:: EXERCISE ::
Extract from the listing each line in which the word "JSON" appears.

:: DATASET ::
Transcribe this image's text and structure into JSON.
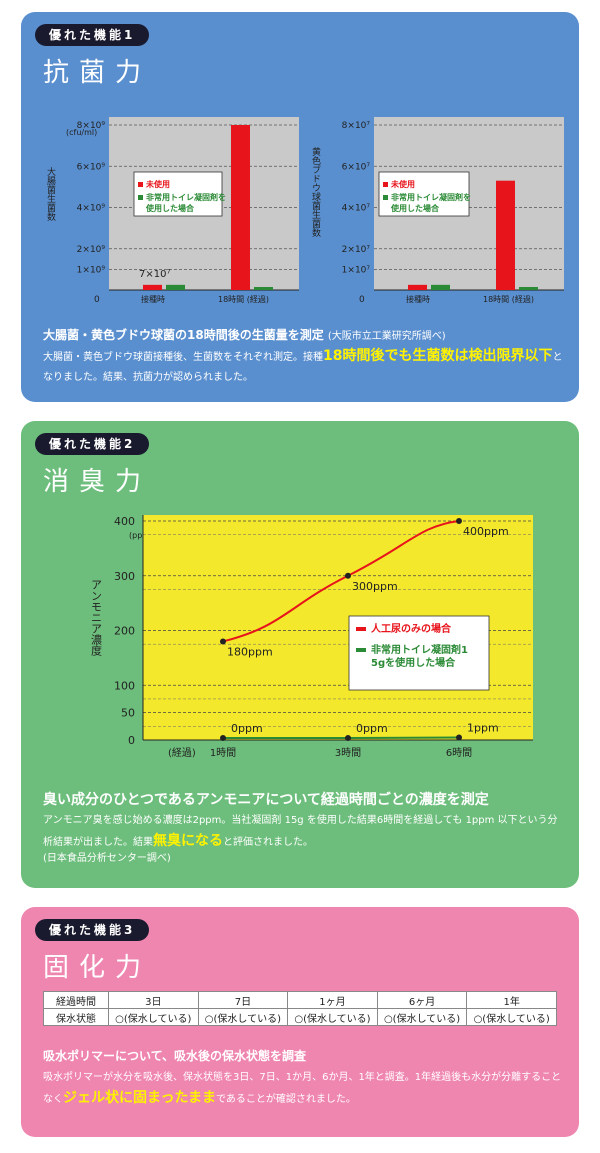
{
  "sections": [
    {
      "badge": "優れた機能1",
      "title": "抗菌力",
      "charts": [
        {
          "ylabel": "大腸菌生菌数",
          "unit": "(cfu/ml)",
          "yticks": [
            "8×10⁹",
            "6×10⁹",
            "4×10⁹",
            "2×10⁹",
            "1×10⁹"
          ],
          "zero": "0",
          "xticks": [
            "接種時",
            "18時間 (経過)"
          ],
          "annotation": "7×10⁷",
          "legend": [
            "未使用",
            "非常用トイレ凝固剤を使用した場合"
          ]
        },
        {
          "ylabel": "黄色ブドウ球菌生菌数",
          "unit": "",
          "yticks": [
            "8×10⁷",
            "6×10⁷",
            "4×10⁷",
            "2×10⁷",
            "1×10⁷"
          ],
          "zero": "0",
          "xticks": [
            "接種時",
            "18時間 (経過)"
          ],
          "annotation": "",
          "legend": [
            "未使用",
            "非常用トイレ凝固剤を使用した場合"
          ]
        }
      ],
      "heading": "大腸菌・黄色ブドウ球菌の18時間後の生菌量を測定",
      "heading_note": "(大阪市立工業研究所調べ)",
      "body_1": "大腸菌・黄色ブドウ球菌接種後、生菌数をそれぞれ測定。接種",
      "body_hl": "18時間後でも生菌数は検出限界以下",
      "body_2": "となりました。結果、抗菌力が認められました。"
    },
    {
      "badge": "優れた機能2",
      "title": "消臭力",
      "chart": {
        "ylabel": "アンモニア濃度",
        "unit": "(ppm)",
        "yticks": [
          "400",
          "300",
          "200",
          "100",
          "50",
          "0"
        ],
        "xticks": [
          "(経過)",
          "1時間",
          "3時間",
          "6時間"
        ],
        "point_labels_red": [
          "180ppm",
          "300ppm",
          "400ppm"
        ],
        "point_labels_green": [
          "0ppm",
          "0ppm",
          "1ppm"
        ],
        "legend": [
          "人工尿のみの場合",
          "非常用トイレ凝固剤15gを使用した場合"
        ]
      },
      "heading": "臭い成分のひとつであるアンモニアについて経過時間ごとの濃度を測定",
      "body_1": "アンモニア臭を感じ始める濃度は2ppm。当社凝固剤 15g を使用した結果6時間を経過しても 1ppm 以下という分析結果が出ました。結果",
      "body_hl": "無臭になる",
      "body_2": "と評価されました。",
      "note": "(日本食品分析センター調べ)"
    },
    {
      "badge": "優れた機能3",
      "title": "固化力",
      "table": {
        "headers": [
          "経過時間",
          "3日",
          "7日",
          "1ヶ月",
          "6ヶ月",
          "1年"
        ],
        "row": [
          "保水状態",
          "○(保水している)",
          "○(保水している)",
          "○(保水している)",
          "○(保水している)",
          "○(保水している)"
        ]
      },
      "heading": "吸水ポリマーについて、吸水後の保水状態を調査",
      "body_1": "吸水ポリマーが水分を吸水後、保水状態を3日、7日、1か月、6か月、1年と調査。1年経過後も水分が分離することなく",
      "body_hl": "ジェル状に固まったまま",
      "body_2": "であることが確認されました。"
    }
  ],
  "chart_data": [
    {
      "type": "bar",
      "ylabel": "大腸菌生菌数",
      "categories": [
        "接種時",
        "18時間 (経過)"
      ],
      "series": [
        {
          "name": "未使用",
          "values": [
            0.25,
            8.0
          ]
        },
        {
          "name": "非常用トイレ凝固剤を使用した場合",
          "values": [
            0.25,
            0.07
          ]
        }
      ],
      "ylim": [
        0,
        8
      ],
      "units": "×10⁹ cfu/ml",
      "color_untreated": "#e8141c",
      "color_treated": "#2a8a35"
    },
    {
      "type": "bar",
      "ylabel": "黄色ブドウ球菌生菌数",
      "categories": [
        "接種時",
        "18時間 (経過)"
      ],
      "series": [
        {
          "name": "未使用",
          "values": [
            0.25,
            5.3
          ]
        },
        {
          "name": "非常用トイレ凝固剤を使用した場合",
          "values": [
            0.25,
            0.05
          ]
        }
      ],
      "ylim": [
        0,
        8
      ],
      "units": "×10⁷",
      "color_untreated": "#e8141c",
      "color_treated": "#2a8a35"
    },
    {
      "type": "line",
      "ylabel": "アンモニア濃度",
      "x": [
        "1時間",
        "3時間",
        "6時間"
      ],
      "series": [
        {
          "name": "人工尿のみの場合",
          "values": [
            180,
            300,
            400
          ]
        },
        {
          "name": "非常用トイレ凝固剤15gを使用した場合",
          "values": [
            0,
            0,
            1
          ]
        }
      ],
      "ylim": [
        0,
        400
      ],
      "background": "#f3e82c"
    }
  ]
}
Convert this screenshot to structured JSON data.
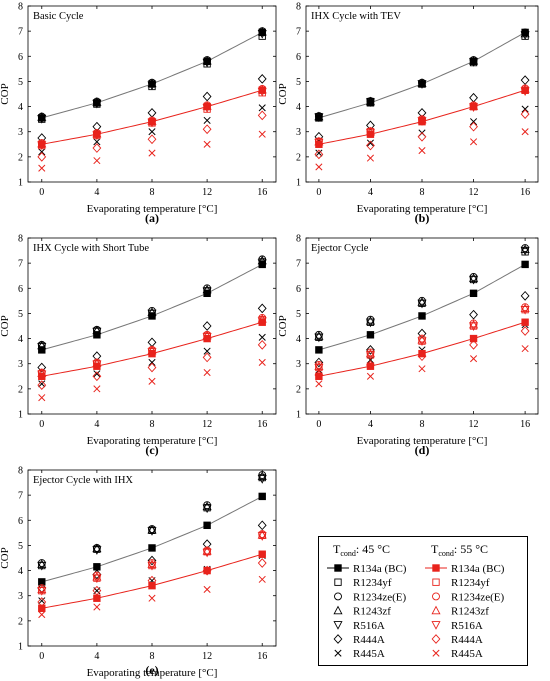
{
  "colors": {
    "t45": "#000000",
    "t55": "#e8231c",
    "fit45": "#777777",
    "fit55": "#e8231c"
  },
  "axes": {
    "xlabel": "Evaporating temperature [°C]",
    "ylabel": "COP",
    "xticks": [
      0,
      4,
      8,
      12,
      16
    ],
    "yticks": [
      1,
      2,
      3,
      4,
      5,
      6,
      7,
      8
    ],
    "xlim": [
      -1,
      17
    ],
    "ylim": [
      1,
      8
    ]
  },
  "legend": {
    "header_45": "T",
    "header_45_sub": "cond",
    "header_45_suffix": ": 45 °C",
    "header_55": "T",
    "header_55_sub": "cond",
    "header_55_suffix": ": 55 °C",
    "entries": [
      {
        "marker": "square-filled-line",
        "label": "R134a (BC)"
      },
      {
        "marker": "square",
        "label": "R1234yf"
      },
      {
        "marker": "circle",
        "label": "R1234ze(E)"
      },
      {
        "marker": "triangle-up",
        "label": "R1243zf"
      },
      {
        "marker": "triangle-down",
        "label": "R516A"
      },
      {
        "marker": "diamond",
        "label": "R444A"
      },
      {
        "marker": "x",
        "label": "R445A"
      }
    ]
  },
  "chart_data": [
    {
      "type": "scatter",
      "panel": "(a)",
      "title": "Basic Cycle",
      "x": [
        0,
        4,
        8,
        12,
        16
      ],
      "series_45": [
        {
          "name": "R134a (BC)",
          "values": [
            3.55,
            4.15,
            4.9,
            5.8,
            6.95
          ]
        },
        {
          "name": "R1234yf",
          "values": [
            3.5,
            4.1,
            4.8,
            5.7,
            6.8
          ]
        },
        {
          "name": "R1234ze(E)",
          "values": [
            3.6,
            4.2,
            4.95,
            5.85,
            7.0
          ]
        },
        {
          "name": "R1243zf",
          "values": [
            3.58,
            4.18,
            4.92,
            5.82,
            6.97
          ]
        },
        {
          "name": "R516A",
          "values": [
            3.52,
            4.12,
            4.85,
            5.75,
            6.9
          ]
        },
        {
          "name": "R444A",
          "values": [
            2.75,
            3.2,
            3.75,
            4.4,
            5.1
          ]
        },
        {
          "name": "R445A",
          "values": [
            2.2,
            2.6,
            3.0,
            3.45,
            3.95
          ]
        }
      ],
      "series_55": [
        {
          "name": "R134a (BC)",
          "values": [
            2.5,
            2.9,
            3.4,
            4.0,
            4.65
          ]
        },
        {
          "name": "R1234yf",
          "values": [
            2.45,
            2.85,
            3.35,
            3.9,
            4.55
          ]
        },
        {
          "name": "R1234ze(E)",
          "values": [
            2.55,
            2.95,
            3.45,
            4.05,
            4.7
          ]
        },
        {
          "name": "R1243zf",
          "values": [
            2.52,
            2.92,
            3.42,
            4.02,
            4.67
          ]
        },
        {
          "name": "R516A",
          "values": [
            2.47,
            2.87,
            3.37,
            3.95,
            4.6
          ]
        },
        {
          "name": "R444A",
          "values": [
            2.0,
            2.35,
            2.7,
            3.1,
            3.65
          ]
        },
        {
          "name": "R445A",
          "values": [
            1.55,
            1.85,
            2.15,
            2.5,
            2.9
          ]
        }
      ]
    },
    {
      "type": "scatter",
      "panel": "(b)",
      "title": "IHX Cycle with TEV",
      "x": [
        0,
        4,
        8,
        12,
        16
      ],
      "series_45": [
        {
          "name": "R134a (BC)",
          "values": [
            3.55,
            4.15,
            4.9,
            5.8,
            6.95
          ]
        },
        {
          "name": "R1234yf",
          "values": [
            3.6,
            4.2,
            4.9,
            5.75,
            6.8
          ]
        },
        {
          "name": "R1234ze(E)",
          "values": [
            3.62,
            4.22,
            4.95,
            5.85,
            6.95
          ]
        },
        {
          "name": "R1243zf",
          "values": [
            3.6,
            4.2,
            4.93,
            5.82,
            6.9
          ]
        },
        {
          "name": "R516A",
          "values": [
            3.58,
            4.18,
            4.9,
            5.78,
            6.85
          ]
        },
        {
          "name": "R444A",
          "values": [
            2.8,
            3.25,
            3.75,
            4.35,
            5.05
          ]
        },
        {
          "name": "R445A",
          "values": [
            2.15,
            2.55,
            2.95,
            3.4,
            3.9
          ]
        }
      ],
      "series_55": [
        {
          "name": "R134a (BC)",
          "values": [
            2.5,
            2.9,
            3.4,
            4.0,
            4.65
          ]
        },
        {
          "name": "R1234yf",
          "values": [
            2.6,
            3.0,
            3.45,
            4.0,
            4.65
          ]
        },
        {
          "name": "R1234ze(E)",
          "values": [
            2.62,
            3.02,
            3.5,
            4.05,
            4.72
          ]
        },
        {
          "name": "R1243zf",
          "values": [
            2.6,
            3.0,
            3.48,
            4.02,
            4.7
          ]
        },
        {
          "name": "R516A",
          "values": [
            2.57,
            2.97,
            3.43,
            3.98,
            4.62
          ]
        },
        {
          "name": "R444A",
          "values": [
            2.1,
            2.45,
            2.8,
            3.2,
            3.7
          ]
        },
        {
          "name": "R445A",
          "values": [
            1.6,
            1.95,
            2.25,
            2.6,
            3.0
          ]
        }
      ]
    },
    {
      "type": "scatter",
      "panel": "(c)",
      "title": "IHX Cycle with Short Tube",
      "x": [
        0,
        4,
        8,
        12,
        16
      ],
      "series_45": [
        {
          "name": "R134a (BC)",
          "values": [
            3.55,
            4.15,
            4.9,
            5.8,
            6.95
          ]
        },
        {
          "name": "R1234yf",
          "values": [
            3.7,
            4.3,
            5.0,
            5.9,
            7.05
          ]
        },
        {
          "name": "R1234ze(E)",
          "values": [
            3.75,
            4.35,
            5.1,
            6.0,
            7.15
          ]
        },
        {
          "name": "R1243zf",
          "values": [
            3.72,
            4.32,
            5.05,
            5.95,
            7.1
          ]
        },
        {
          "name": "R516A",
          "values": [
            3.68,
            4.28,
            5.0,
            5.88,
            7.0
          ]
        },
        {
          "name": "R444A",
          "values": [
            2.85,
            3.3,
            3.85,
            4.5,
            5.2
          ]
        },
        {
          "name": "R445A",
          "values": [
            2.2,
            2.6,
            3.05,
            3.5,
            4.05
          ]
        }
      ],
      "series_55": [
        {
          "name": "R134a (BC)",
          "values": [
            2.5,
            2.9,
            3.4,
            4.0,
            4.65
          ]
        },
        {
          "name": "R1234yf",
          "values": [
            2.6,
            3.0,
            3.5,
            4.1,
            4.75
          ]
        },
        {
          "name": "R1234ze(E)",
          "values": [
            2.65,
            3.05,
            3.55,
            4.15,
            4.82
          ]
        },
        {
          "name": "R1243zf",
          "values": [
            2.62,
            3.02,
            3.52,
            4.12,
            4.78
          ]
        },
        {
          "name": "R516A",
          "values": [
            2.58,
            2.98,
            3.47,
            4.07,
            4.7
          ]
        },
        {
          "name": "R444A",
          "values": [
            2.15,
            2.5,
            2.85,
            3.25,
            3.75
          ]
        },
        {
          "name": "R445A",
          "values": [
            1.65,
            2.0,
            2.3,
            2.65,
            3.05
          ]
        }
      ]
    },
    {
      "type": "scatter",
      "panel": "(d)",
      "title": "Ejector Cycle",
      "x": [
        0,
        4,
        8,
        12,
        16
      ],
      "series_45": [
        {
          "name": "R134a (BC)",
          "values": [
            3.55,
            4.15,
            4.9,
            5.8,
            6.95
          ]
        },
        {
          "name": "R1234yf",
          "values": [
            4.05,
            4.65,
            5.4,
            6.35,
            7.45
          ]
        },
        {
          "name": "R1234ze(E)",
          "values": [
            4.15,
            4.75,
            5.5,
            6.45,
            7.6
          ]
        },
        {
          "name": "R1243zf",
          "values": [
            4.1,
            4.7,
            5.45,
            6.4,
            7.55
          ]
        },
        {
          "name": "R516A",
          "values": [
            4.05,
            4.65,
            5.4,
            6.35,
            7.5
          ]
        },
        {
          "name": "R444A",
          "values": [
            3.05,
            3.55,
            4.2,
            4.95,
            5.7
          ]
        },
        {
          "name": "R445A",
          "values": [
            2.75,
            3.15,
            3.55,
            4.0,
            4.55
          ]
        }
      ],
      "series_55": [
        {
          "name": "R134a (BC)",
          "values": [
            2.5,
            2.9,
            3.4,
            4.0,
            4.65
          ]
        },
        {
          "name": "R1234yf",
          "values": [
            2.85,
            3.35,
            3.9,
            4.5,
            5.15
          ]
        },
        {
          "name": "R1234ze(E)",
          "values": [
            2.95,
            3.45,
            4.0,
            4.6,
            5.25
          ]
        },
        {
          "name": "R1243zf",
          "values": [
            2.9,
            3.4,
            3.95,
            4.55,
            5.2
          ]
        },
        {
          "name": "R516A",
          "values": [
            2.85,
            3.35,
            3.9,
            4.5,
            5.15
          ]
        },
        {
          "name": "R444A",
          "values": [
            2.55,
            2.95,
            3.3,
            3.75,
            4.3
          ]
        },
        {
          "name": "R445A",
          "values": [
            2.2,
            2.5,
            2.8,
            3.2,
            3.6
          ]
        }
      ]
    },
    {
      "type": "scatter",
      "panel": "(e)",
      "title": "Ejector Cycle with IHX",
      "x": [
        0,
        4,
        8,
        12,
        16
      ],
      "series_45": [
        {
          "name": "R134a (BC)",
          "values": [
            3.55,
            4.15,
            4.9,
            5.8,
            6.95
          ]
        },
        {
          "name": "R1234yf",
          "values": [
            4.2,
            4.85,
            5.6,
            6.5,
            7.7
          ]
        },
        {
          "name": "R1234ze(E)",
          "values": [
            4.3,
            4.9,
            5.65,
            6.6,
            7.8
          ]
        },
        {
          "name": "R1243zf",
          "values": [
            4.25,
            4.88,
            5.62,
            6.55,
            7.75
          ]
        },
        {
          "name": "R516A",
          "values": [
            4.2,
            4.82,
            5.58,
            6.48,
            7.65
          ]
        },
        {
          "name": "R444A",
          "values": [
            3.3,
            3.85,
            4.4,
            5.05,
            5.8
          ]
        },
        {
          "name": "R445A",
          "values": [
            2.8,
            3.2,
            3.6,
            4.05,
            4.6
          ]
        }
      ],
      "series_55": [
        {
          "name": "R134a (BC)",
          "values": [
            2.5,
            2.9,
            3.4,
            4.0,
            4.65
          ]
        },
        {
          "name": "R1234yf",
          "values": [
            3.2,
            3.7,
            4.2,
            4.75,
            5.4
          ]
        },
        {
          "name": "R1234ze(E)",
          "values": [
            3.3,
            3.8,
            4.3,
            4.8,
            5.45
          ]
        },
        {
          "name": "R1243zf",
          "values": [
            3.25,
            3.75,
            4.25,
            4.78,
            5.42
          ]
        },
        {
          "name": "R516A",
          "values": [
            3.2,
            3.7,
            4.2,
            4.72,
            5.38
          ]
        },
        {
          "name": "R444A",
          "values": [
            2.75,
            3.2,
            3.6,
            4.0,
            4.3
          ]
        },
        {
          "name": "R445A",
          "values": [
            2.25,
            2.55,
            2.9,
            3.25,
            3.65
          ]
        }
      ]
    }
  ]
}
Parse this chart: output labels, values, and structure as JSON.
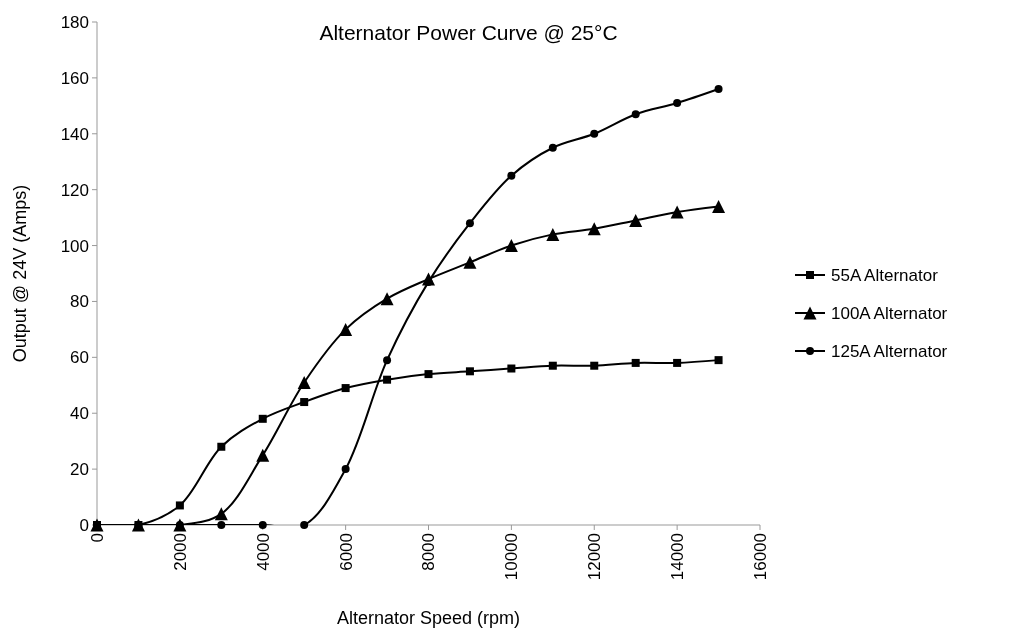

:: EXERCISE OUTPUT ::
Transcribe this image's text and structure into JSON.
Convert this screenshot to structured JSON data.
Parse this chart: output labels, values, and structure as JSON.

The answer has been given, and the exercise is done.